┌─ Records shown
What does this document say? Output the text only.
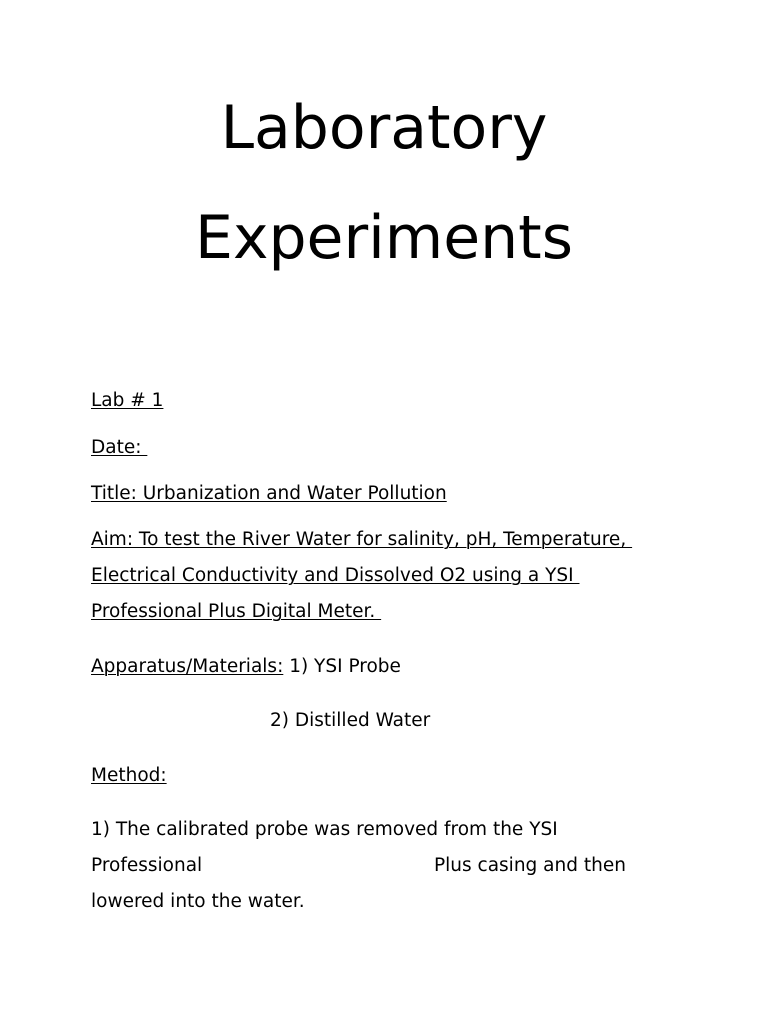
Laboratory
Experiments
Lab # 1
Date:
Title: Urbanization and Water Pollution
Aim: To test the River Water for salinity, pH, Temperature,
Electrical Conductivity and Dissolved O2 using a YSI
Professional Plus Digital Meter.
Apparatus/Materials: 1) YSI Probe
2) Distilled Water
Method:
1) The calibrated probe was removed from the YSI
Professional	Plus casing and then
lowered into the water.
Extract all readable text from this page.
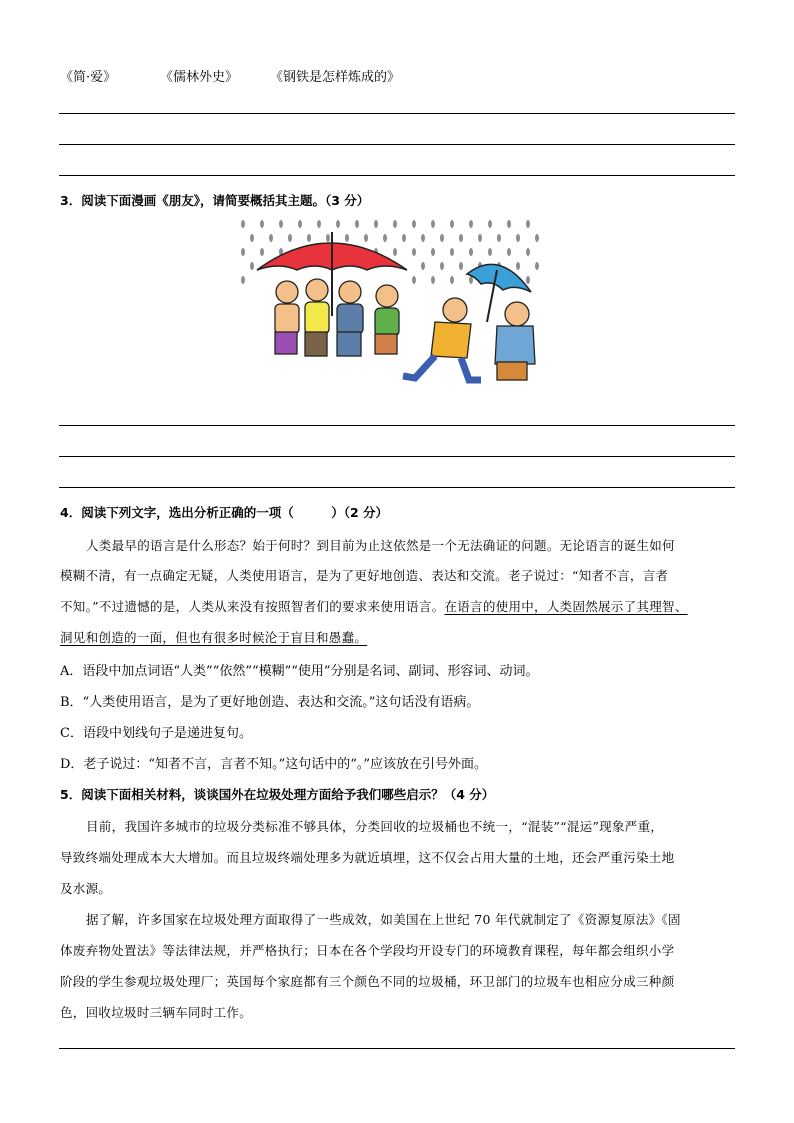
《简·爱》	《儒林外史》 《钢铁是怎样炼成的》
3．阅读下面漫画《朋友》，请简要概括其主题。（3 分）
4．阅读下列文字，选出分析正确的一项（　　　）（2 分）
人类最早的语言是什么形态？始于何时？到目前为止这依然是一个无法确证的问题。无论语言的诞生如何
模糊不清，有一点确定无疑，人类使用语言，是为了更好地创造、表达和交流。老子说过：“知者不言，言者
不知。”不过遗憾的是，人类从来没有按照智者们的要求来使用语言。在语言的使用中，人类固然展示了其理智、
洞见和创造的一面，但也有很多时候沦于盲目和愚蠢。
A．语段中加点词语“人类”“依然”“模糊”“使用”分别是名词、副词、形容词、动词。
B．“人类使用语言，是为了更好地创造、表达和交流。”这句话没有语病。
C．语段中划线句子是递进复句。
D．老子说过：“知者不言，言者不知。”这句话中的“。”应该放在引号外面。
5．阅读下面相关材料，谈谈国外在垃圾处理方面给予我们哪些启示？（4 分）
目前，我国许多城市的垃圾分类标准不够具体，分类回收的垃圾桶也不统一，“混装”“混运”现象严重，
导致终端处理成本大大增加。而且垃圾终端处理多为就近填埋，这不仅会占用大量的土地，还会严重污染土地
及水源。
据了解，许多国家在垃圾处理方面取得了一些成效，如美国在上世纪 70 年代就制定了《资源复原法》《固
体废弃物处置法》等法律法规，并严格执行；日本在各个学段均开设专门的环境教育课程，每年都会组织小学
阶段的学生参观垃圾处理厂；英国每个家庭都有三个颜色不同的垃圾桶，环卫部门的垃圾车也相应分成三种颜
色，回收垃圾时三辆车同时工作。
└─
┌─ Records shown
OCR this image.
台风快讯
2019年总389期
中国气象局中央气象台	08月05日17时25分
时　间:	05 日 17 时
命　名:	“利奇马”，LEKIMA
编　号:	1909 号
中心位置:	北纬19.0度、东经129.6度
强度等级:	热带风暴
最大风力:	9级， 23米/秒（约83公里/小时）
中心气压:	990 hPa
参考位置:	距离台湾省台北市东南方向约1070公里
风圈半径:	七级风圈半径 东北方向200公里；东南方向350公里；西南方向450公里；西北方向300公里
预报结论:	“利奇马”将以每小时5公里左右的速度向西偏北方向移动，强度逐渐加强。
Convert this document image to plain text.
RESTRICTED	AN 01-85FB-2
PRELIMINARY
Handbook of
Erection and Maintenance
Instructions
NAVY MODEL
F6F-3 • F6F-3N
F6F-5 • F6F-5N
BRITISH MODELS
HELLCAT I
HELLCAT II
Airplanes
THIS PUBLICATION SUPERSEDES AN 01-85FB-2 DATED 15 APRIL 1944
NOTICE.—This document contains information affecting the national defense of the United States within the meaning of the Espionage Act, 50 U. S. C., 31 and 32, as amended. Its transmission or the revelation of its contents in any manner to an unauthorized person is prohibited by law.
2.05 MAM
└─
┌─ Records shown
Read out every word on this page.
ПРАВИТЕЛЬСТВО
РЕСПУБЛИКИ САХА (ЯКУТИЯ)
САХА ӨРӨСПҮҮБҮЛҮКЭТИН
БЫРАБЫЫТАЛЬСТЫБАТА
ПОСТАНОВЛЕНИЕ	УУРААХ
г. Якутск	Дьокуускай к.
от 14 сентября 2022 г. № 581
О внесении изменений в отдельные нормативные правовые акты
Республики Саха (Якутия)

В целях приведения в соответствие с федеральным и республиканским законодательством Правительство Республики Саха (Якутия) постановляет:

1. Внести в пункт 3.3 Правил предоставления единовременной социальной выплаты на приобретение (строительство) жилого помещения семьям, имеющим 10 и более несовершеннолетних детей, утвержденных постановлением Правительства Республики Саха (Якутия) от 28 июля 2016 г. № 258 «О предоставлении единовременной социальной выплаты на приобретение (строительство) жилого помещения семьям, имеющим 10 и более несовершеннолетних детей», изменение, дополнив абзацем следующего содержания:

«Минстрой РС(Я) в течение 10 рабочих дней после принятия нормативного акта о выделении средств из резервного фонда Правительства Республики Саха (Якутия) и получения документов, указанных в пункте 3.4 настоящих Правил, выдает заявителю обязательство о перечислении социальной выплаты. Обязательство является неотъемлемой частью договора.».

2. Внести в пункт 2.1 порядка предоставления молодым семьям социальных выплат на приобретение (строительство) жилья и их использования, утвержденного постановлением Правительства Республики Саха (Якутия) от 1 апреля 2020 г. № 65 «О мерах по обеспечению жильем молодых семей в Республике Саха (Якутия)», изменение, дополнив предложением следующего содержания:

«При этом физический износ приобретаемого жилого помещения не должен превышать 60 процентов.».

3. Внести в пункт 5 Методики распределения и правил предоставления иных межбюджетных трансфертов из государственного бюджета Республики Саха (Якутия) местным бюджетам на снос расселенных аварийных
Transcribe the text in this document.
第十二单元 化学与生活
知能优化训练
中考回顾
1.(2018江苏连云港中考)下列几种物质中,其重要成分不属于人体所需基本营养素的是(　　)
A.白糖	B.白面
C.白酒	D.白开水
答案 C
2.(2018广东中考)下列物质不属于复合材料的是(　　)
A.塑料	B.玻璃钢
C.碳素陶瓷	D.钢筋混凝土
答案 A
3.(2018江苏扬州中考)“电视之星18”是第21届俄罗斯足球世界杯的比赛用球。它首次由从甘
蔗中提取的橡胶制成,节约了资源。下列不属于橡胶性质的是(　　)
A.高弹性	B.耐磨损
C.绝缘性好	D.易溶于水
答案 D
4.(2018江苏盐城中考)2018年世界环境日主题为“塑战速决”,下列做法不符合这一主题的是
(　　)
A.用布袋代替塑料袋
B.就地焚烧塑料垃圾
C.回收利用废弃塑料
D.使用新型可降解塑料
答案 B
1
└─
Set problem. Return only those lines of the records that contain the string "人类使用语言".

Solution.
模糊不清，有一点确定无疑，人类使用语言，是为了更好地创造、表达和交流。老子说过：“知者不言，言者
B．“人类使用语言，是为了更好地创造、表达和交流。”这句话没有语病。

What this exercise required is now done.